[Dataset items]
## Start

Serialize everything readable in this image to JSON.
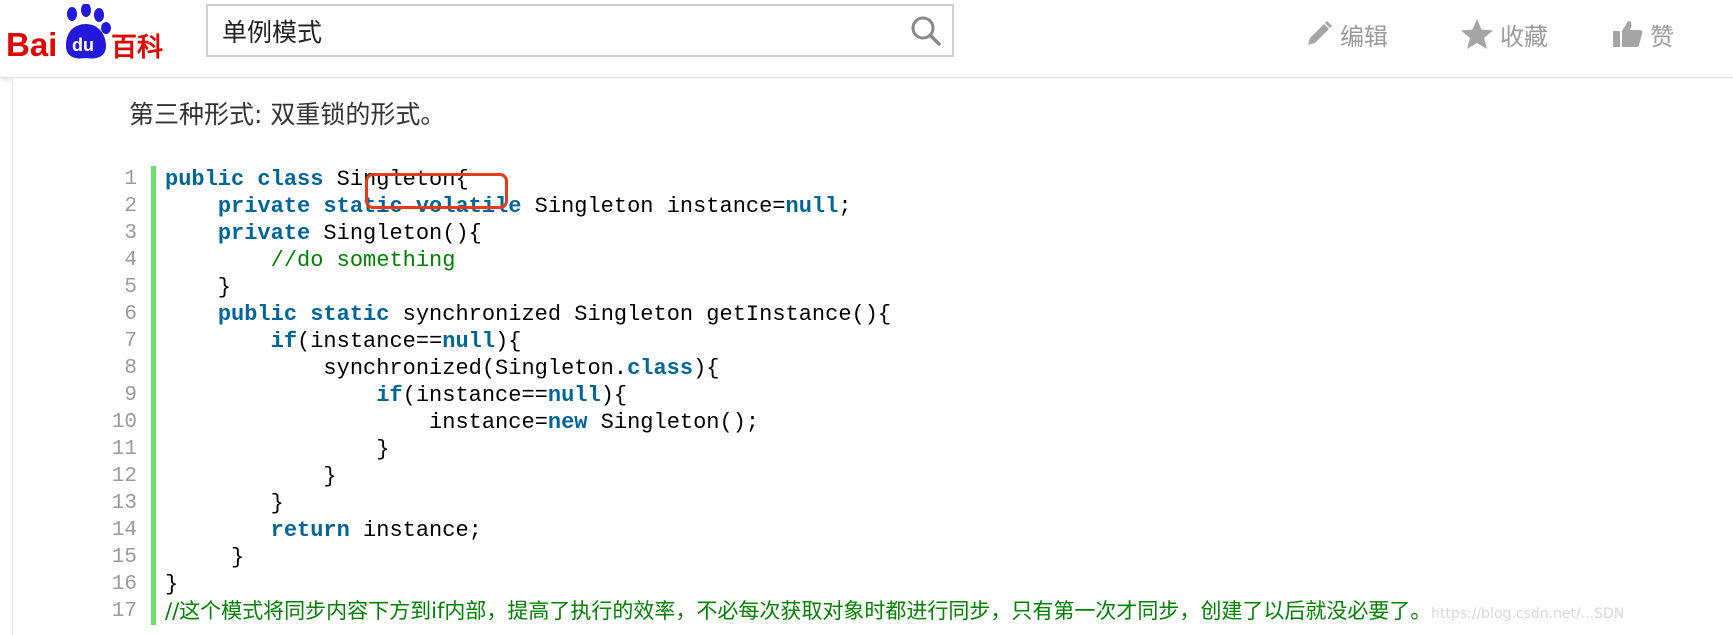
{
  "header": {
    "logo_text": "Bai du 百科",
    "search": {
      "value": "单例模式",
      "placeholder": ""
    },
    "actions": [
      {
        "label": "编辑",
        "icon": "pencil-icon"
      },
      {
        "label": "收藏",
        "icon": "star-icon"
      },
      {
        "label": "赞",
        "icon": "thumbs-up-icon"
      }
    ]
  },
  "content": {
    "intro": "第三种形式: 双重锁的形式。",
    "code_lines": [
      {
        "n": "1",
        "segs": [
          [
            "kw",
            "public class"
          ],
          [
            "t",
            " Singleton{"
          ]
        ]
      },
      {
        "n": "2",
        "segs": [
          [
            "t",
            "    "
          ],
          [
            "kw",
            "private static volatile"
          ],
          [
            "t",
            " Singleton instance="
          ],
          [
            "kw",
            "null"
          ],
          [
            "t",
            ";"
          ]
        ]
      },
      {
        "n": "3",
        "segs": [
          [
            "t",
            "    "
          ],
          [
            "kw",
            "private"
          ],
          [
            "t",
            " Singleton(){"
          ]
        ]
      },
      {
        "n": "4",
        "segs": [
          [
            "t",
            "        "
          ],
          [
            "cm",
            "//do something"
          ]
        ]
      },
      {
        "n": "5",
        "segs": [
          [
            "t",
            "    }"
          ]
        ]
      },
      {
        "n": "6",
        "segs": [
          [
            "t",
            "    "
          ],
          [
            "kw",
            "public static"
          ],
          [
            "t",
            " synchronized Singleton getInstance(){"
          ]
        ]
      },
      {
        "n": "7",
        "segs": [
          [
            "t",
            "        "
          ],
          [
            "kw",
            "if"
          ],
          [
            "t",
            "(instance=="
          ],
          [
            "kw",
            "null"
          ],
          [
            "t",
            "){"
          ]
        ]
      },
      {
        "n": "8",
        "segs": [
          [
            "t",
            "            synchronized(Singleton."
          ],
          [
            "kw",
            "class"
          ],
          [
            "t",
            "){"
          ]
        ]
      },
      {
        "n": "9",
        "segs": [
          [
            "t",
            "                "
          ],
          [
            "kw",
            "if"
          ],
          [
            "t",
            "(instance=="
          ],
          [
            "kw",
            "null"
          ],
          [
            "t",
            "){"
          ]
        ]
      },
      {
        "n": "10",
        "segs": [
          [
            "t",
            "                    instance="
          ],
          [
            "kw",
            "new"
          ],
          [
            "t",
            " Singleton();"
          ]
        ]
      },
      {
        "n": "11",
        "segs": [
          [
            "t",
            "                }"
          ]
        ]
      },
      {
        "n": "12",
        "segs": [
          [
            "t",
            "            }"
          ]
        ]
      },
      {
        "n": "13",
        "segs": [
          [
            "t",
            "        }"
          ]
        ]
      },
      {
        "n": "14",
        "segs": [
          [
            "t",
            "        "
          ],
          [
            "kw",
            "return"
          ],
          [
            "t",
            " instance;"
          ]
        ]
      },
      {
        "n": "15",
        "segs": [
          [
            "t",
            "     }"
          ]
        ]
      },
      {
        "n": "16",
        "segs": [
          [
            "t",
            "}"
          ]
        ]
      },
      {
        "n": "17",
        "segs": [
          [
            "cmcn",
            "//这个模式将同步内容下方到if内部，提高了执行的效率，不必每次获取对象时都进行同步，只有第一次才同步，创建了以后就没必要了。"
          ]
        ]
      }
    ],
    "highlighted_keyword": "volatile",
    "watermark": "https://blog.csdn.net/...SDN"
  },
  "colors": {
    "keyword": "#006699",
    "comment": "#008200",
    "gutter_bar": "#6ce26c",
    "highlight_box": "#e63a1d",
    "logo_red": "#e10601",
    "logo_blue": "#2319dc"
  }
}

## End

Problem to work on:
Transcribe all the lines above exactly, apart from the pictures.

Correct output:
Serialize everything readable in this image to JSON.
{
  "header": {
    "logo_text": "Bai du 百科",
    "search": {
      "value": "单例模式",
      "placeholder": ""
    },
    "actions": [
      {
        "label": "编辑",
        "icon": "pencil-icon"
      },
      {
        "label": "收藏",
        "icon": "star-icon"
      },
      {
        "label": "赞",
        "icon": "thumbs-up-icon"
      }
    ]
  },
  "content": {
    "intro": "第三种形式: 双重锁的形式。",
    "code_lines": [
      {
        "n": "1",
        "segs": [
          [
            "kw",
            "public class"
          ],
          [
            "t",
            " Singleton{"
          ]
        ]
      },
      {
        "n": "2",
        "segs": [
          [
            "t",
            "    "
          ],
          [
            "kw",
            "private static volatile"
          ],
          [
            "t",
            " Singleton instance="
          ],
          [
            "kw",
            "null"
          ],
          [
            "t",
            ";"
          ]
        ]
      },
      {
        "n": "3",
        "segs": [
          [
            "t",
            "    "
          ],
          [
            "kw",
            "private"
          ],
          [
            "t",
            " Singleton(){"
          ]
        ]
      },
      {
        "n": "4",
        "segs": [
          [
            "t",
            "        "
          ],
          [
            "cm",
            "//do something"
          ]
        ]
      },
      {
        "n": "5",
        "segs": [
          [
            "t",
            "    }"
          ]
        ]
      },
      {
        "n": "6",
        "segs": [
          [
            "t",
            "    "
          ],
          [
            "kw",
            "public static"
          ],
          [
            "t",
            " synchronized Singleton getInstance(){"
          ]
        ]
      },
      {
        "n": "7",
        "segs": [
          [
            "t",
            "        "
          ],
          [
            "kw",
            "if"
          ],
          [
            "t",
            "(instance=="
          ],
          [
            "kw",
            "null"
          ],
          [
            "t",
            "){"
          ]
        ]
      },
      {
        "n": "8",
        "segs": [
          [
            "t",
            "            synchronized(Singleton."
          ],
          [
            "kw",
            "class"
          ],
          [
            "t",
            "){"
          ]
        ]
      },
      {
        "n": "9",
        "segs": [
          [
            "t",
            "                "
          ],
          [
            "kw",
            "if"
          ],
          [
            "t",
            "(instance=="
          ],
          [
            "kw",
            "null"
          ],
          [
            "t",
            "){"
          ]
        ]
      },
      {
        "n": "10",
        "segs": [
          [
            "t",
            "                    instance="
          ],
          [
            "kw",
            "new"
          ],
          [
            "t",
            " Singleton();"
          ]
        ]
      },
      {
        "n": "11",
        "segs": [
          [
            "t",
            "                }"
          ]
        ]
      },
      {
        "n": "12",
        "segs": [
          [
            "t",
            "            }"
          ]
        ]
      },
      {
        "n": "13",
        "segs": [
          [
            "t",
            "        }"
          ]
        ]
      },
      {
        "n": "14",
        "segs": [
          [
            "t",
            "        "
          ],
          [
            "kw",
            "return"
          ],
          [
            "t",
            " instance;"
          ]
        ]
      },
      {
        "n": "15",
        "segs": [
          [
            "t",
            "     }"
          ]
        ]
      },
      {
        "n": "16",
        "segs": [
          [
            "t",
            "}"
          ]
        ]
      },
      {
        "n": "17",
        "segs": [
          [
            "cmcn",
            "//这个模式将同步内容下方到if内部，提高了执行的效率，不必每次获取对象时都进行同步，只有第一次才同步，创建了以后就没必要了。"
          ]
        ]
      }
    ],
    "highlighted_keyword": "volatile",
    "watermark": "https://blog.csdn.net/...SDN"
  },
  "colors": {
    "keyword": "#006699",
    "comment": "#008200",
    "gutter_bar": "#6ce26c",
    "highlight_box": "#e63a1d",
    "logo_red": "#e10601",
    "logo_blue": "#2319dc"
  }
}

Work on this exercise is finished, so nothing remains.